#### [SHORT PROBLEM A]
Please transcribe the color quantization thread from "http://en.wikipedia.org/wiki/Color_quantization" to "representations are 3-dimensional.".

I am playing with computer graphics programming for the first time. I want to convert RGB (24-bit) images to indexed-palette (8-bit) images (like GIF). My initial thought is to use k-means (with k=256).
How would one go about picking the optimal palette for a given image? This is a learning experience for me, so I would prefer an overview-type answer to source code.
Edit: Dithering is currently off-topic. I am only referring to "simple" color conversion, psycho-visual/perceptual models aside; color-space is also currently off-topic, though moving between color-spaces is what got me thinking about this in the first place :)
http://en.wikipedia.org/wiki/Color_quantization
Octree
Median-cut
K-means
Gamut subdivision
http://www.cs.berkeley.edu/~dcoetzee/downloads/scolorq/
The reference links people have provided are good, and there are several solutions to this problem, but since I've been working on this problem recently (with complete ignorance as to how others have solved it), I offer my approach in plain English:
Firstly, realize that (human perceived) color is 3-dimensional. This is fundamentally because the human eye has 3 distinct receptors: red, green, and blue. Likewise your monitor has red, green, and blue pixel elements. Other representations, like, hue, saturation, luminance (HSL) can be used, but basically all representations are 3-dimensional.
This means RGB color space is a cube, with red, green, and blue axes. From a 24-bit source image, this cube has 256 discrete levels on each axis. A naive approach to reducing the image to 8-bit is to simply reduce the levels per axis. For instance, an 8x8x4 cube palette with 8 levels for red and green, 4 levels for blue is easily created by taking the high 3 bits of the red and green values, and the high 2 bits of the blue value. This is easy to implement, but has several disadvantages. In the resulting 256 color palette, many entries will not be used at all. If the image has detail using very subtle color shifts, these shifts will disappear as the colors snap into the same palette entry.
An adaptive palette approach needs to account for not just averaged/common colors in the image, but which areas of color space have the greatest variance. That is, an image that has thousands of subtle shades of light green requires a different palette than an image that has thousands of pixels of exactly the same shade of light green, since the latter would ideally use a single palette entry for that color.
To this end, I took an approach that results in 256 buckets containing exactly the same number of distinct values each. So if the original image contained 256000 distinct 24-bit colors, this algorithm results in 256 buckets each containing 1000 of the original values. This is accomplished by binary spatial partitioning of color space using the median of distinct values present (not the mean).

#### [EXERCISE DATA]
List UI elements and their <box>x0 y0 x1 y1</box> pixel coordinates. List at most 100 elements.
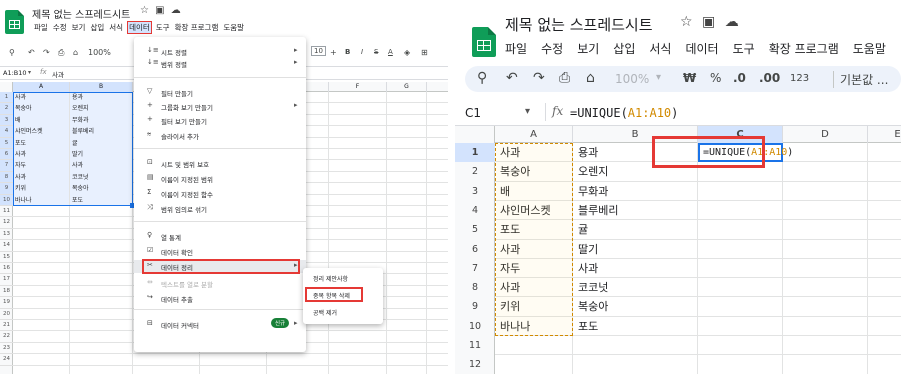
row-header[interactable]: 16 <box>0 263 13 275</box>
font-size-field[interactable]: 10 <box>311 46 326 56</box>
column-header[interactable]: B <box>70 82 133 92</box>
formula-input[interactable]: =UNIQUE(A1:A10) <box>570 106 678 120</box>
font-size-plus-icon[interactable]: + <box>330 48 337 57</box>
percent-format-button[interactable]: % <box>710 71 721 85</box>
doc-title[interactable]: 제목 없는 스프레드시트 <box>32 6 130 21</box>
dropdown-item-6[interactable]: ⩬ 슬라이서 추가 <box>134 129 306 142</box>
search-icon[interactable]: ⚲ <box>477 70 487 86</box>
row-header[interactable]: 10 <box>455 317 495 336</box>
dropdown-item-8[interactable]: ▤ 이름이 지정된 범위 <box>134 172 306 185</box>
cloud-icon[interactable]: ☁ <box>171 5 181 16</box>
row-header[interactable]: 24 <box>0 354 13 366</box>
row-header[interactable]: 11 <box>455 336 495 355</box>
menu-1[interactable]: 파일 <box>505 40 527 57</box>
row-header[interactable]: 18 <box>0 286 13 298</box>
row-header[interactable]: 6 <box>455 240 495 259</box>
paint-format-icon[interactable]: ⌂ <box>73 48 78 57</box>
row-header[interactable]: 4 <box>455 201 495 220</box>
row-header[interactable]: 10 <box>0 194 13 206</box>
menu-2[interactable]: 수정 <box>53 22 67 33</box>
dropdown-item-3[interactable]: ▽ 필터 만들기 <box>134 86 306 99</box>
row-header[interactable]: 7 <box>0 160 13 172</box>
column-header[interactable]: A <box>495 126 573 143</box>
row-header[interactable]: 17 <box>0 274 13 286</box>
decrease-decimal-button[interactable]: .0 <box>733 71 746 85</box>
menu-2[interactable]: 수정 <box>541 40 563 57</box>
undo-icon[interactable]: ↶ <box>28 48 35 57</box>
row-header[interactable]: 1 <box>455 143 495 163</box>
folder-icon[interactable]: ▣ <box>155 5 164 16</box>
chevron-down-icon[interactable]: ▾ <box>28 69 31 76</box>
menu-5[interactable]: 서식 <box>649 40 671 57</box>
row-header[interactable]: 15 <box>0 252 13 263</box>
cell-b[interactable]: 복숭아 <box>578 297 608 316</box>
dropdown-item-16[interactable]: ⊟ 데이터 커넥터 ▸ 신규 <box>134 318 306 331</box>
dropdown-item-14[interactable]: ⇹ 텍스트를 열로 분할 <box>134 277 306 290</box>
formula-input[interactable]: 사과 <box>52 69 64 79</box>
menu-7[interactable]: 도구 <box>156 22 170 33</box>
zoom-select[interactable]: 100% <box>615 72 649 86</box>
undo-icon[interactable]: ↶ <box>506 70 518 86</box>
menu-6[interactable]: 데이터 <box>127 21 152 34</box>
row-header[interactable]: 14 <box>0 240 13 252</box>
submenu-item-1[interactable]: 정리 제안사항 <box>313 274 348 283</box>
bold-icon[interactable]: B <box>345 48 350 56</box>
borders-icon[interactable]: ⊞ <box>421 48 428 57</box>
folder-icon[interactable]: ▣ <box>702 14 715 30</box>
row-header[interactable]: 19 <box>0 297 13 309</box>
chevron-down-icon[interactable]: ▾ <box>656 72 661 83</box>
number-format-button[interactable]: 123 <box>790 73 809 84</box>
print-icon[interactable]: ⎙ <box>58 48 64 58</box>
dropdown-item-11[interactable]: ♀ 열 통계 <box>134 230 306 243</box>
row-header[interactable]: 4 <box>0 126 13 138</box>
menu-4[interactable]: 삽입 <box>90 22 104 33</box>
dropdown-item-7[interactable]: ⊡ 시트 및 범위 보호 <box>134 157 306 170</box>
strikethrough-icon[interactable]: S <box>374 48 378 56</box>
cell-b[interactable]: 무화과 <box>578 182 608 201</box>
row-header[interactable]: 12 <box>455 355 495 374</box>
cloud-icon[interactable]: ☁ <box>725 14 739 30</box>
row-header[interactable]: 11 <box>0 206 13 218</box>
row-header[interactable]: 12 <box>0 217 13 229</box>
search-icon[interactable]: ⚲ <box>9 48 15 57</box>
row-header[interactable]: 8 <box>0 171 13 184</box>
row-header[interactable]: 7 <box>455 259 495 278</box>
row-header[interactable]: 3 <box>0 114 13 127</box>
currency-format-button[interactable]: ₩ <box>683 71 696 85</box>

#### [SHORT PROBLEM B]
In the records, restate word for word the lines from the line with "row-header[interactable]: 16 <box>0" to the line with "formula-input[interactable]: =UNIQUE(A1:A10) <box>570".

#### [PROBLEM SOLUTION A]
http://en.wikipedia.org/wiki/Color_quantization
Octree
Median-cut
K-means
Gamut subdivision
http://www.cs.berkeley.edu/~dcoetzee/downloads/scolorq/
The reference links people have provided are good, and there are several solutions to this problem, but since I've been working on this problem recently (with complete ignorance as to how others have solved it), I offer my approach in plain English:
Firstly, realize that (human perceived) color is 3-dimensional. This is fundamentally because the human eye has 3 distinct receptors: red, green, and blue. Likewise your monitor has red, green, and blue pixel elements. Other representations, like, hue, saturation, luminance (HSL) can be used, but basically all representations are 3-dimensional.

#### [PROBLEM SOLUTION B]
row-header[interactable]: 16 <box>0 263 13 275</box>
font-size-field[interactable]: 10 <box>311 46 326 56</box>
column-header[interactable]: B <box>70 82 133 92</box>
formula-input[interactable]: =UNIQUE(A1:A10) <box>570 106 678 120</box>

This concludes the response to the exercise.